START

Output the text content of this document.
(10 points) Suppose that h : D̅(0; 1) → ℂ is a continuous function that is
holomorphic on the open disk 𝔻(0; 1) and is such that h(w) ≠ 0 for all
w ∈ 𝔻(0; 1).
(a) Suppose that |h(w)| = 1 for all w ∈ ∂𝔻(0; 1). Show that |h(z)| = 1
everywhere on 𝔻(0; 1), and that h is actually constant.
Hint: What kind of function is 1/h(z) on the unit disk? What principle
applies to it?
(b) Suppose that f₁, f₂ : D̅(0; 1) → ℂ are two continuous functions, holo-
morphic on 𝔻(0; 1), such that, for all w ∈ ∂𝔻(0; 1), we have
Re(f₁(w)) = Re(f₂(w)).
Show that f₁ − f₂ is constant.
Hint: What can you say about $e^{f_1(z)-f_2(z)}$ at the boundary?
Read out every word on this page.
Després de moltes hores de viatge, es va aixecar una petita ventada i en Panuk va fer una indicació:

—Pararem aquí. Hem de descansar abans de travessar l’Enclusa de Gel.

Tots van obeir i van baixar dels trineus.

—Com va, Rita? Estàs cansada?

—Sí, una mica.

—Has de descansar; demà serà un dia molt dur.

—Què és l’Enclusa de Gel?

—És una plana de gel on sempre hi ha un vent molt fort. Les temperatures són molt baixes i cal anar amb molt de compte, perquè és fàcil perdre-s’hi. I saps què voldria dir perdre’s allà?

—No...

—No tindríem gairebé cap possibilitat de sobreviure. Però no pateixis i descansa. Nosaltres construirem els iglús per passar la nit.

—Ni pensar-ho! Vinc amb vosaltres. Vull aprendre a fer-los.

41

END

§ Exercise details:
Output the entries verbatim.

§ Result below:
Output the text content of this document.
(10 points) Suppose that h : D̅(0; 1) → ℂ is a continuous function that is
holomorphic on the open disk 𝔻(0; 1) and is such that h(w) ≠ 0 for all
w ∈ 𝔻(0; 1).
(a) Suppose that |h(w)| = 1 for all w ∈ ∂𝔻(0; 1). Show that |h(z)| = 1
everywhere on 𝔻(0; 1), and that h is actually constant.
Hint: What kind of function is 1/h(z) on the unit disk? What principle
applies to it?
(b) Suppose that f₁, f₂ : D̅(0; 1) → ℂ are two continuous functions, holo-
morphic on 𝔻(0; 1), such that, for all w ∈ ∂𝔻(0; 1), we have
Re(f₁(w)) = Re(f₂(w)).
Show that f₁ − f₂ is constant.
Hint: What can you say about $e^{f_1(z)-f_2(z)}$ at the boundary?
Read out every word on this page.
Després de moltes hores de viatge, es va aixecar una petita ventada i en Panuk va fer una indicació:

—Pararem aquí. Hem de descansar abans de travessar l’Enclusa de Gel.

Tots van obeir i van baixar dels trineus.

—Com va, Rita? Estàs cansada?

—Sí, una mica.

—Has de descansar; demà serà un dia molt dur.

—Què és l’Enclusa de Gel?

—És una plana de gel on sempre hi ha un vent molt fort. Les temperatures són molt baixes i cal anar amb molt de compte, perquè és fàcil perdre-s’hi. I saps què voldria dir perdre’s allà?

—No...

—No tindríem gairebé cap possibilitat de sobreviure. Però no pateixis i descansa. Nosaltres construirem els iglús per passar la nit.

—Ni pensar-ho! Vinc amb vosaltres. Vull aprendre a fer-los.

41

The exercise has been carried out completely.